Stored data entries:

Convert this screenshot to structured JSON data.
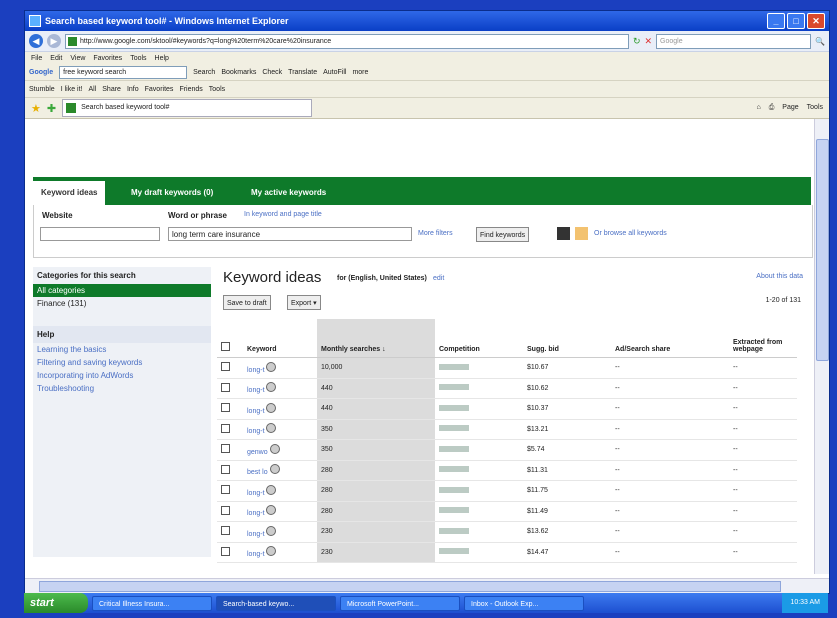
{
  "window": {
    "title": "Search based keyword tool# - Windows Internet Explorer"
  },
  "address": {
    "url": "http://www.google.com/sktool/#keywords?q=long%20term%20care%20insurance",
    "search_placeholder": "Google"
  },
  "menu": [
    "File",
    "Edit",
    "View",
    "Favorites",
    "Tools",
    "Help"
  ],
  "toolbar1": {
    "google": "Google",
    "query": "free keyword search",
    "items": [
      "Search",
      "Bookmarks",
      "Check",
      "Translate",
      "AutoFill",
      "more"
    ]
  },
  "toolbar2": {
    "items": [
      "Stumble",
      "I like it!",
      "All",
      "Share",
      "Info",
      "Favorites",
      "Friends",
      "Tools"
    ]
  },
  "tabs": {
    "page_tab": "Search based keyword tool#",
    "commands": [
      "Page",
      "Tools"
    ]
  },
  "keyword_tabs": [
    "Keyword ideas",
    "My draft keywords (0)",
    "My active keywords"
  ],
  "filter": {
    "website_label": "Website",
    "phrase_label": "Word or phrase",
    "phrase_hint": "In keyword and page title",
    "phrase_value": "long term care insurance",
    "more_filters": "More filters",
    "find_button": "Find keywords",
    "browse": "Or browse all keywords"
  },
  "left": {
    "categories_title": "Categories for this search",
    "categories": [
      "All categories",
      "Finance (131)"
    ],
    "help_title": "Help",
    "help_links": [
      "Learning the basics",
      "Filtering and saving keywords",
      "Incorporating into AdWords",
      "Troubleshooting"
    ]
  },
  "main": {
    "title": "Keyword ideas",
    "locale": "for (English, United States)",
    "edit": "edit",
    "about": "About this data",
    "save_btn": "Save to draft",
    "export_btn": "Export",
    "pager": "1-20 of 131"
  },
  "table": {
    "headers": [
      "Keyword",
      "Monthly searches",
      "Competition",
      "Sugg. bid",
      "Ad/Search share",
      "Extracted from webpage"
    ],
    "rows": [
      {
        "kw": "long-t",
        "searches": "10,000",
        "bid": "$10.67"
      },
      {
        "kw": "long-t",
        "searches": "440",
        "bid": "$10.62"
      },
      {
        "kw": "long-t",
        "searches": "440",
        "bid": "$10.37"
      },
      {
        "kw": "long-t",
        "searches": "350",
        "bid": "$13.21"
      },
      {
        "kw": "genwo",
        "searches": "350",
        "bid": "$5.74"
      },
      {
        "kw": "best lo",
        "searches": "280",
        "bid": "$11.31"
      },
      {
        "kw": "long-t",
        "searches": "280",
        "bid": "$11.75"
      },
      {
        "kw": "long-t",
        "searches": "280",
        "bid": "$11.49"
      },
      {
        "kw": "long-t",
        "searches": "230",
        "bid": "$13.62"
      },
      {
        "kw": "long-t",
        "searches": "230",
        "bid": "$14.47"
      }
    ],
    "dash": "--"
  },
  "taskbar": {
    "start": "start",
    "tasks": [
      "Critical Illness Insura...",
      "Search-based keywo...",
      "Microsoft PowerPoint...",
      "Inbox - Outlook Exp..."
    ],
    "clock": "10:33 AM"
  }
}
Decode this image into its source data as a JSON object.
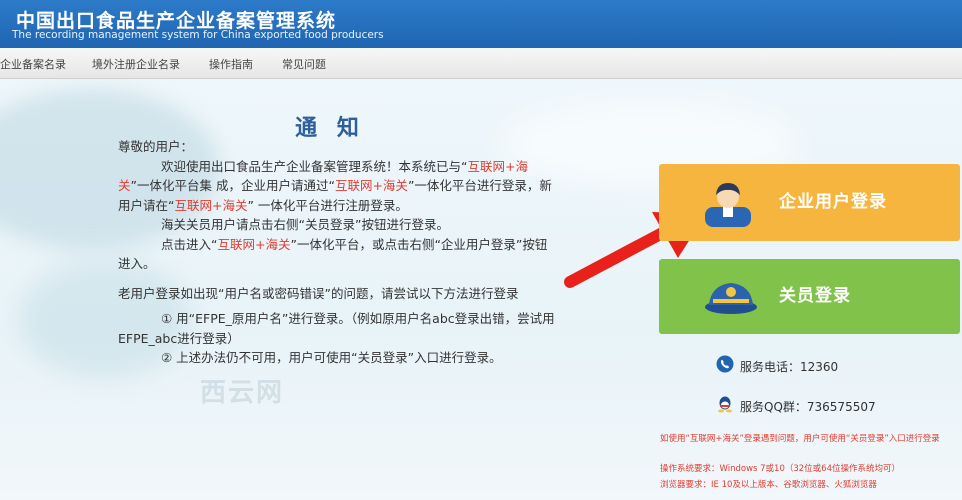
{
  "header": {
    "title_cn": "中国出口食品生产企业备案管理系统",
    "title_en": "The recording management system for China exported food producers"
  },
  "nav": [
    {
      "label": "企业备案名录"
    },
    {
      "label": "境外注册企业名录"
    },
    {
      "label": "操作指南"
    },
    {
      "label": "常见问题"
    }
  ],
  "notice": {
    "title": "通 知",
    "greeting": "尊敬的用户：",
    "p1_a": "欢迎使用出口食品生产企业备案管理系统！本系统已与“",
    "p1_link1": "互联网+海关",
    "p1_b": "”一体化平台集 成，企业用户请通过“",
    "p1_link2": "互联网+海关",
    "p1_c": "”一体化平台进行登录，新用户请在“",
    "p1_link3": "互联网+海关",
    "p1_d": "” 一体化平台进行注册登录。",
    "p2": "海关关员用户请点击右侧“关员登录”按钮进行登录。",
    "p3_a": "点击进入“",
    "p3_link": "互联网+海关",
    "p3_b": "”一体化平台，或点击右侧“企业用户登录”按钮进入。",
    "p4": "老用户登录如出现“用户名或密码错误”的问题，请尝试以下方法进行登录",
    "p5": "① 用“EFPE_原用户名”进行登录。（例如原用户名abc登录出错，尝试用EFPE_abc进行登录）",
    "p6": "② 上述办法仍不可用，用户可使用“关员登录”入口进行登录。"
  },
  "buttons": {
    "corp_login": "企业用户登录",
    "official_login": "关员登录"
  },
  "contact": {
    "phone": "服务电话：12360",
    "qq": "服务QQ群：736575507"
  },
  "footer": {
    "help": "如使用“互联网+海关”登录遇到问题，用户可使用“关员登录”入口进行登录",
    "os_req": "操作系统要求：Windows 7或10（32位或64位操作系统均可）",
    "browser_req": "浏览器要求：IE 10及以上版本、谷歌浏览器、火狐浏览器"
  },
  "watermark": "西云网",
  "colors": {
    "header_blue": "#1f65b1",
    "corp_button": "#f6b53f",
    "official_button": "#80c24a",
    "link_red": "#e03c31",
    "arrow_red": "#e8211b"
  }
}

* [Exercise]:
Quote every record above exactly, leaving out any pictures.

* [Reply]:
Convert this screenshot to structured JSON data.
{
  "window": {
    "title": "Search based keyword tool# - Windows Internet Explorer"
  },
  "address": {
    "url": "http://www.google.com/sktool/#keywords?q=long%20term%20care%20insurance",
    "search_placeholder": "Google"
  },
  "menu": [
    "File",
    "Edit",
    "View",
    "Favorites",
    "Tools",
    "Help"
  ],
  "toolbar1": {
    "google": "Google",
    "query": "free keyword search",
    "items": [
      "Search",
      "Bookmarks",
      "Check",
      "Translate",
      "AutoFill",
      "more"
    ]
  },
  "toolbar2": {
    "items": [
      "Stumble",
      "I like it!",
      "All",
      "Share",
      "Info",
      "Favorites",
      "Friends",
      "Tools"
    ]
  },
  "tabs": {
    "page_tab": "Search based keyword tool#",
    "commands": [
      "Page",
      "Tools"
    ]
  },
  "keyword_tabs": [
    "Keyword ideas",
    "My draft keywords (0)",
    "My active keywords"
  ],
  "filter": {
    "website_label": "Website",
    "phrase_label": "Word or phrase",
    "phrase_hint": "In keyword and page title",
    "phrase_value": "long term care insurance",
    "more_filters": "More filters",
    "find_button": "Find keywords",
    "browse": "Or browse all keywords"
  },
  "left": {
    "categories_title": "Categories for this search",
    "categories": [
      "All categories",
      "Finance (131)"
    ],
    "help_title": "Help",
    "help_links": [
      "Learning the basics",
      "Filtering and saving keywords",
      "Incorporating into AdWords",
      "Troubleshooting"
    ]
  },
  "main": {
    "title": "Keyword ideas",
    "locale": "for (English, United States)",
    "edit": "edit",
    "about": "About this data",
    "save_btn": "Save to draft",
    "export_btn": "Export",
    "pager": "1-20 of 131"
  },
  "table": {
    "headers": [
      "Keyword",
      "Monthly searches",
      "Competition",
      "Sugg. bid",
      "Ad/Search share",
      "Extracted from webpage"
    ],
    "rows": [
      {
        "kw": "long-t",
        "searches": "10,000",
        "bid": "$10.67"
      },
      {
        "kw": "long-t",
        "searches": "440",
        "bid": "$10.62"
      },
      {
        "kw": "long-t",
        "searches": "440",
        "bid": "$10.37"
      },
      {
        "kw": "long-t",
        "searches": "350",
        "bid": "$13.21"
      },
      {
        "kw": "genwo",
        "searches": "350",
        "bid": "$5.74"
      },
      {
        "kw": "best lo",
        "searches": "280",
        "bid": "$11.31"
      },
      {
        "kw": "long-t",
        "searches": "280",
        "bid": "$11.75"
      },
      {
        "kw": "long-t",
        "searches": "280",
        "bid": "$11.49"
      },
      {
        "kw": "long-t",
        "searches": "230",
        "bid": "$13.62"
      },
      {
        "kw": "long-t",
        "searches": "230",
        "bid": "$14.47"
      }
    ],
    "dash": "--"
  },
  "taskbar": {
    "start": "start",
    "tasks": [
      "Critical Illness Insura...",
      "Search-based keywo...",
      "Microsoft PowerPoint...",
      "Inbox - Outlook Exp..."
    ],
    "clock": "10:33 AM"
  }
}
Decode this image into its source data as a JSON object.
{
  "header": {
    "title_cn": "中国出口食品生产企业备案管理系统",
    "title_en": "The recording management system for China exported food producers"
  },
  "nav": [
    {
      "label": "企业备案名录"
    },
    {
      "label": "境外注册企业名录"
    },
    {
      "label": "操作指南"
    },
    {
      "label": "常见问题"
    }
  ],
  "notice": {
    "title": "通 知",
    "greeting": "尊敬的用户：",
    "p1_a": "欢迎使用出口食品生产企业备案管理系统！本系统已与“",
    "p1_link1": "互联网+海关",
    "p1_b": "”一体化平台集 成，企业用户请通过“",
    "p1_link2": "互联网+海关",
    "p1_c": "”一体化平台进行登录，新用户请在“",
    "p1_link3": "互联网+海关",
    "p1_d": "” 一体化平台进行注册登录。",
    "p2": "海关关员用户请点击右侧“关员登录”按钮进行登录。",
    "p3_a": "点击进入“",
    "p3_link": "互联网+海关",
    "p3_b": "”一体化平台，或点击右侧“企业用户登录”按钮进入。",
    "p4": "老用户登录如出现“用户名或密码错误”的问题，请尝试以下方法进行登录",
    "p5": "① 用“EFPE_原用户名”进行登录。（例如原用户名abc登录出错，尝试用EFPE_abc进行登录）",
    "p6": "② 上述办法仍不可用，用户可使用“关员登录”入口进行登录。"
  },
  "buttons": {
    "corp_login": "企业用户登录",
    "official_login": "关员登录"
  },
  "contact": {
    "phone": "服务电话：12360",
    "qq": "服务QQ群：736575507"
  },
  "footer": {
    "help": "如使用“互联网+海关”登录遇到问题，用户可使用“关员登录”入口进行登录",
    "os_req": "操作系统要求：Windows 7或10（32位或64位操作系统均可）",
    "browser_req": "浏览器要求：IE 10及以上版本、谷歌浏览器、火狐浏览器"
  },
  "watermark": "西云网",
  "colors": {
    "header_blue": "#1f65b1",
    "corp_button": "#f6b53f",
    "official_button": "#80c24a",
    "link_red": "#e03c31",
    "arrow_red": "#e8211b"
  }
}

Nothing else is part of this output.